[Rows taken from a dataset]

# # # # #

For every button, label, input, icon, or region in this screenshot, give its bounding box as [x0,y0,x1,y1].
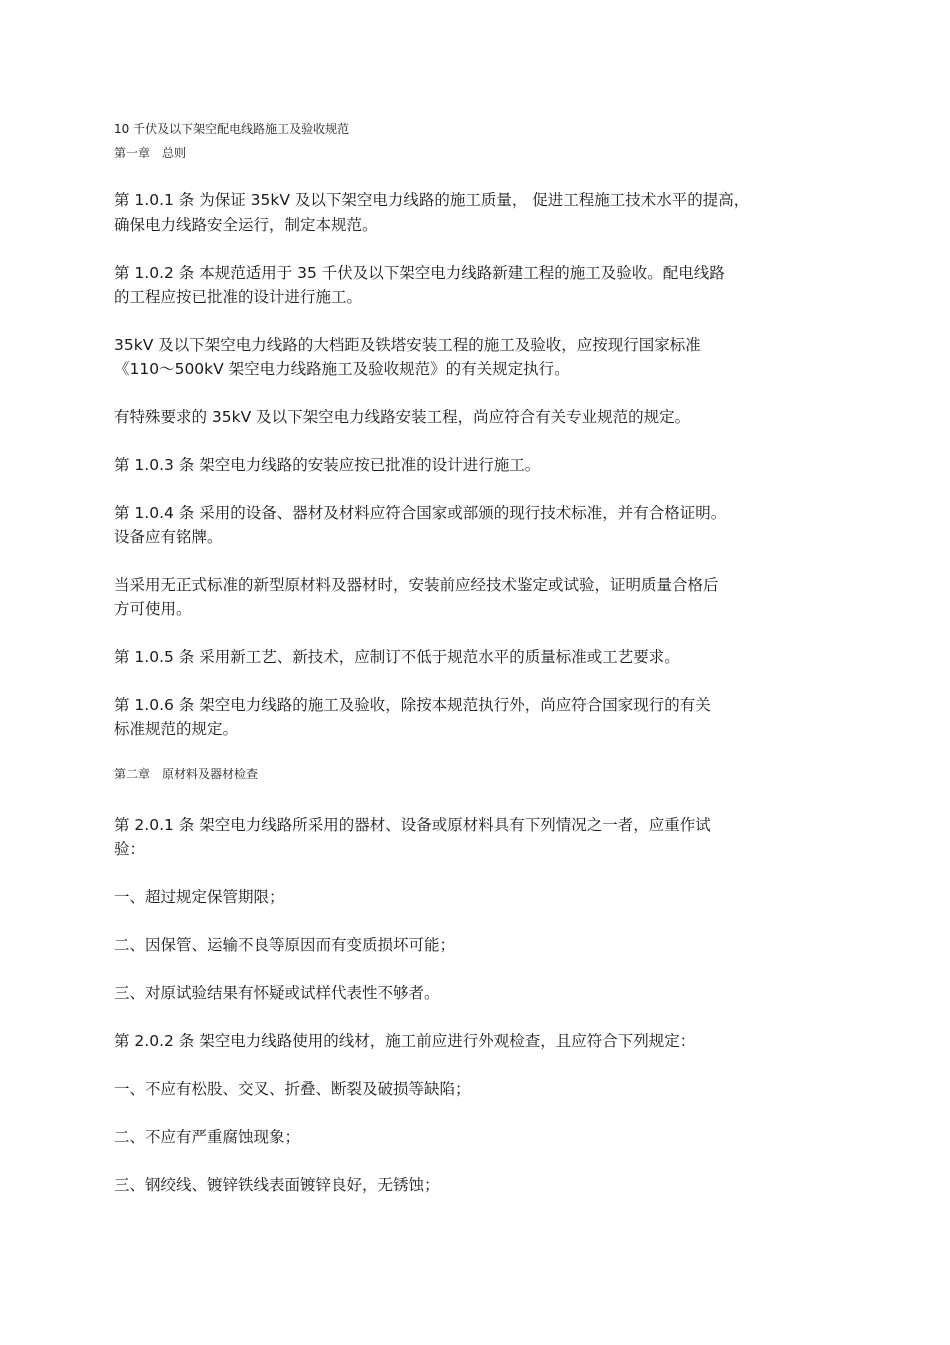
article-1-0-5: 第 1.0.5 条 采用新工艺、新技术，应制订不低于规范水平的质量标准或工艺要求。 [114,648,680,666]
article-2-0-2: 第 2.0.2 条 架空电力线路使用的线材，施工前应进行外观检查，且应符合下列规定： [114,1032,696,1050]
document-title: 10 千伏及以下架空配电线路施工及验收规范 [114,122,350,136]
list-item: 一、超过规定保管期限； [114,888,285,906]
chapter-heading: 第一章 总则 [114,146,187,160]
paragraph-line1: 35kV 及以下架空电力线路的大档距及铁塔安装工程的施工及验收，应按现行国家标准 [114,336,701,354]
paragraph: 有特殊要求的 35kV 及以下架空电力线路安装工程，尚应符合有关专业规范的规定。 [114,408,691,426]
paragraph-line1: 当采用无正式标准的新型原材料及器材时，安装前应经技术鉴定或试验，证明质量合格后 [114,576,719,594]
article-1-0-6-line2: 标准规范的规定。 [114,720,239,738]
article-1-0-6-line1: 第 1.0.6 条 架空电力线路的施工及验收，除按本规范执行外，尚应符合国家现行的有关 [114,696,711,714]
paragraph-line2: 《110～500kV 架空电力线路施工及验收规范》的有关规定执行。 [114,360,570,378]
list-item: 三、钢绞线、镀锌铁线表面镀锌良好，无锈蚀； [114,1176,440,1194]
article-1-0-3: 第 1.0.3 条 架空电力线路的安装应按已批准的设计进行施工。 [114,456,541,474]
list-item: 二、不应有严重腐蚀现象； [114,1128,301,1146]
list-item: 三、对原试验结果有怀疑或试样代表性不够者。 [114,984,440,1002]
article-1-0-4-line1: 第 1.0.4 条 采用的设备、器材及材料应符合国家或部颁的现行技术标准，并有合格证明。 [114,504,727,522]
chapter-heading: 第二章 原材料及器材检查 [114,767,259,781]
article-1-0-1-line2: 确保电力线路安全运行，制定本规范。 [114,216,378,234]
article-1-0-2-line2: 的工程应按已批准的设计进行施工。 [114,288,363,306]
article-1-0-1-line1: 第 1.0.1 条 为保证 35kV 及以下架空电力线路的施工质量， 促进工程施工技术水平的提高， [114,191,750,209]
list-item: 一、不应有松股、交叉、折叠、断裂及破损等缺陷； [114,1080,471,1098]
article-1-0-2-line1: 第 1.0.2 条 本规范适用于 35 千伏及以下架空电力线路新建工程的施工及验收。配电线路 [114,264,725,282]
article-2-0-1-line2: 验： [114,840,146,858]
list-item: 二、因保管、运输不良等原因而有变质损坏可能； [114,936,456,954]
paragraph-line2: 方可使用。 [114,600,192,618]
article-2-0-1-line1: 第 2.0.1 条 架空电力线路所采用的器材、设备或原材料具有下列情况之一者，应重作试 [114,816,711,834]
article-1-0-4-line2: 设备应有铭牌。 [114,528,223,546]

# # # # #

**WHAT NEEDS TO BE DONE**
Format every line of the records above as a Markdown table with the columns "Row" and "Line," numbering the rows in order and omitting blank lines. Leave the pictures out of the table.

**WORKED SOLUTION**
| Row | Line |
|---|---|
| 1 | For every button, label, input, icon, or region in this screenshot, give its bounding box as [x0,y0,x1,y1]. |
| 2 | article-1-0-5: 第 1.0.5 条 采用新工艺、新技术，应制订不低于规范水平的质量标准或工艺要求。 [114,648,680,666] |
| 3 | article-2-0-2: 第 2.0.2 条 架空电力线路使用的线材，施工前应进行外观检查，且应符合下列规定： [114,1032,696,1050] |
| 4 | document-title: 10 千伏及以下架空配电线路施工及验收规范 [114,122,350,136] |
| 5 | list-item: 一、超过规定保管期限； [114,888,285,906] |
| 6 | chapter-heading: 第一章 总则 [114,146,187,160] |
| 7 | paragraph-line1: 35kV 及以下架空电力线路的大档距及铁塔安装工程的施工及验收，应按现行国家标准 [114,336,701,354] |
| 8 | paragraph: 有特殊要求的 35kV 及以下架空电力线路安装工程，尚应符合有关专业规范的规定。 [114,408,691,426] |
| 9 | paragraph-line1: 当采用无正式标准的新型原材料及器材时，安装前应经技术鉴定或试验，证明质量合格后 [114,576,719,594] |
| 10 | article-1-0-6-line2: 标准规范的规定。 [114,720,239,738] |
| 11 | article-1-0-6-line1: 第 1.0.6 条 架空电力线路的施工及验收，除按本规范执行外，尚应符合国家现行的有关 [114,696,711,714] |
| 12 | paragraph-line2: 《110～500kV 架空电力线路施工及验收规范》的有关规定执行。 [114,360,570,378] |
| 13 | list-item: 三、钢绞线、镀锌铁线表面镀锌良好，无锈蚀； [114,1176,440,1194] |
| 14 | article-1-0-3: 第 1.0.3 条 架空电力线路的安装应按已批准的设计进行施工。 [114,456,541,474] |
| 15 | list-item: 二、不应有严重腐蚀现象； [114,1128,301,1146] |
| 16 | list-item: 三、对原试验结果有怀疑或试样代表性不够者。 [114,984,440,1002] |
| 17 | article-1-0-4-line1: 第 1.0.4 条 采用的设备、器材及材料应符合国家或部颁的现行技术标准，并有合格证明。 [114,504,727,522] |
| 18 | chapter-heading: 第二章 原材料及器材检查 [114,767,259,781] |
| 19 | article-1-0-1-line2: 确保电力线路安全运行，制定本规范。 [114,216,378,234] |
| 20 | article-1-0-2-line2: 的工程应按已批准的设计进行施工。 [114,288,363,306] |
| 21 | article-1-0-1-line1: 第 1.0.1 条 为保证 35kV 及以下架空电力线路的施工质量， 促进工程施工技术水平的提高， [114,191,750,209] |
| 22 | list-item: 一、不应有松股、交叉、折叠、断裂及破损等缺陷； [114,1080,471,1098] |
| 23 | article-1-0-2-line1: 第 1.0.2 条 本规范适用于 35 千伏及以下架空电力线路新建工程的施工及验收。配电线路 [114,264,725,282] |
| 24 | article-2-0-1-line2: 验： [114,840,146,858] |
| 25 | list-item: 二、因保管、运输不良等原因而有变质损坏可能； [114,936,456,954] |
| 26 | paragraph-line2: 方可使用。 [114,600,192,618] |
| 27 | article-2-0-1-line1: 第 2.0.1 条 架空电力线路所采用的器材、设备或原材料具有下列情况之一者，应重作试 [114,816,711,834] |
| 28 | article-1-0-4-line2: 设备应有铭牌。 [114,528,223,546] |